# Problem to work on
Write out the listing beneath this instruction in its entirety, exactly as it reads.

# Items
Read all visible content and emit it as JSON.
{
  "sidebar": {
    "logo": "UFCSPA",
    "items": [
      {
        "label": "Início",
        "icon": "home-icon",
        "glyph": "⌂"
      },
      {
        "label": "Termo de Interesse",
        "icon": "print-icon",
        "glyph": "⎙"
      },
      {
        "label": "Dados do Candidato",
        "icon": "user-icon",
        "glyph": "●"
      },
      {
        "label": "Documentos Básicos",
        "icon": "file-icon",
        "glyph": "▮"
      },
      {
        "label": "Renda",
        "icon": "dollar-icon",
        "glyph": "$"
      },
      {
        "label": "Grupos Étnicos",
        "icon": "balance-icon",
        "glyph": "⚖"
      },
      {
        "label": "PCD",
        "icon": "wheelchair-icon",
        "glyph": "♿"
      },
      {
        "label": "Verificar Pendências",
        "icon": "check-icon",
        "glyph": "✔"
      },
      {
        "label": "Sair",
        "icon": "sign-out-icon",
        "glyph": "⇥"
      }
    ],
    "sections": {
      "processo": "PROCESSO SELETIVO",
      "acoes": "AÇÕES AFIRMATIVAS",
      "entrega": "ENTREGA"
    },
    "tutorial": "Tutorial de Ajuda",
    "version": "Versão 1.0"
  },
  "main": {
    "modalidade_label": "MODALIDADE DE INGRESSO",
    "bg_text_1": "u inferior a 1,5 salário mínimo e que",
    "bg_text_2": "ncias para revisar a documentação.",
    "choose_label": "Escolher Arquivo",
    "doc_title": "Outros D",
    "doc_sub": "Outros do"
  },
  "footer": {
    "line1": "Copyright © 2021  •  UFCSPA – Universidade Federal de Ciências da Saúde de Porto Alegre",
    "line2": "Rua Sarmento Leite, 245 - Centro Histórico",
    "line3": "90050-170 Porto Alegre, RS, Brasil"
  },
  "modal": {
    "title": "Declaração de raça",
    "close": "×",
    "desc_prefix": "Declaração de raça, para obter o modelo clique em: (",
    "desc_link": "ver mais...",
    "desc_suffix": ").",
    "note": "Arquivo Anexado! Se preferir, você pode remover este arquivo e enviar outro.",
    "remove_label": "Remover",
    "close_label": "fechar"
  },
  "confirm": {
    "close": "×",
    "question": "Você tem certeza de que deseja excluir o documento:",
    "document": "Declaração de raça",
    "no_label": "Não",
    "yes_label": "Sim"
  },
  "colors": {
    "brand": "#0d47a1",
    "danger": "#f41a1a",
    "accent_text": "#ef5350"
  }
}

# Expected answer
Read all visible content and emit it as JSON.
{
  "sidebar": {
    "logo": "UFCSPA",
    "items": [
      {
        "label": "Início",
        "icon": "home-icon",
        "glyph": "⌂"
      },
      {
        "label": "Termo de Interesse",
        "icon": "print-icon",
        "glyph": "⎙"
      },
      {
        "label": "Dados do Candidato",
        "icon": "user-icon",
        "glyph": "●"
      },
      {
        "label": "Documentos Básicos",
        "icon": "file-icon",
        "glyph": "▮"
      },
      {
        "label": "Renda",
        "icon": "dollar-icon",
        "glyph": "$"
      },
      {
        "label": "Grupos Étnicos",
        "icon": "balance-icon",
        "glyph": "⚖"
      },
      {
        "label": "PCD",
        "icon": "wheelchair-icon",
        "glyph": "♿"
      },
      {
        "label": "Verificar Pendências",
        "icon": "check-icon",
        "glyph": "✔"
      },
      {
        "label": "Sair",
        "icon": "sign-out-icon",
        "glyph": "⇥"
      }
    ],
    "sections": {
      "processo": "PROCESSO SELETIVO",
      "acoes": "AÇÕES AFIRMATIVAS",
      "entrega": "ENTREGA"
    },
    "tutorial": "Tutorial de Ajuda",
    "version": "Versão 1.0"
  },
  "main": {
    "modalidade_label": "MODALIDADE DE INGRESSO",
    "bg_text_1": "u inferior a 1,5 salário mínimo e que",
    "bg_text_2": "ncias para revisar a documentação.",
    "choose_label": "Escolher Arquivo",
    "doc_title": "Outros D",
    "doc_sub": "Outros do"
  },
  "footer": {
    "line1": "Copyright © 2021  •  UFCSPA – Universidade Federal de Ciências da Saúde de Porto Alegre",
    "line2": "Rua Sarmento Leite, 245 - Centro Histórico",
    "line3": "90050-170 Porto Alegre, RS, Brasil"
  },
  "modal": {
    "title": "Declaração de raça",
    "close": "×",
    "desc_prefix": "Declaração de raça, para obter o modelo clique em: (",
    "desc_link": "ver mais...",
    "desc_suffix": ").",
    "note": "Arquivo Anexado! Se preferir, você pode remover este arquivo e enviar outro.",
    "remove_label": "Remover",
    "close_label": "fechar"
  },
  "confirm": {
    "close": "×",
    "question": "Você tem certeza de que deseja excluir o documento:",
    "document": "Declaração de raça",
    "no_label": "Não",
    "yes_label": "Sim"
  },
  "colors": {
    "brand": "#0d47a1",
    "danger": "#f41a1a",
    "accent_text": "#ef5350"
  }
}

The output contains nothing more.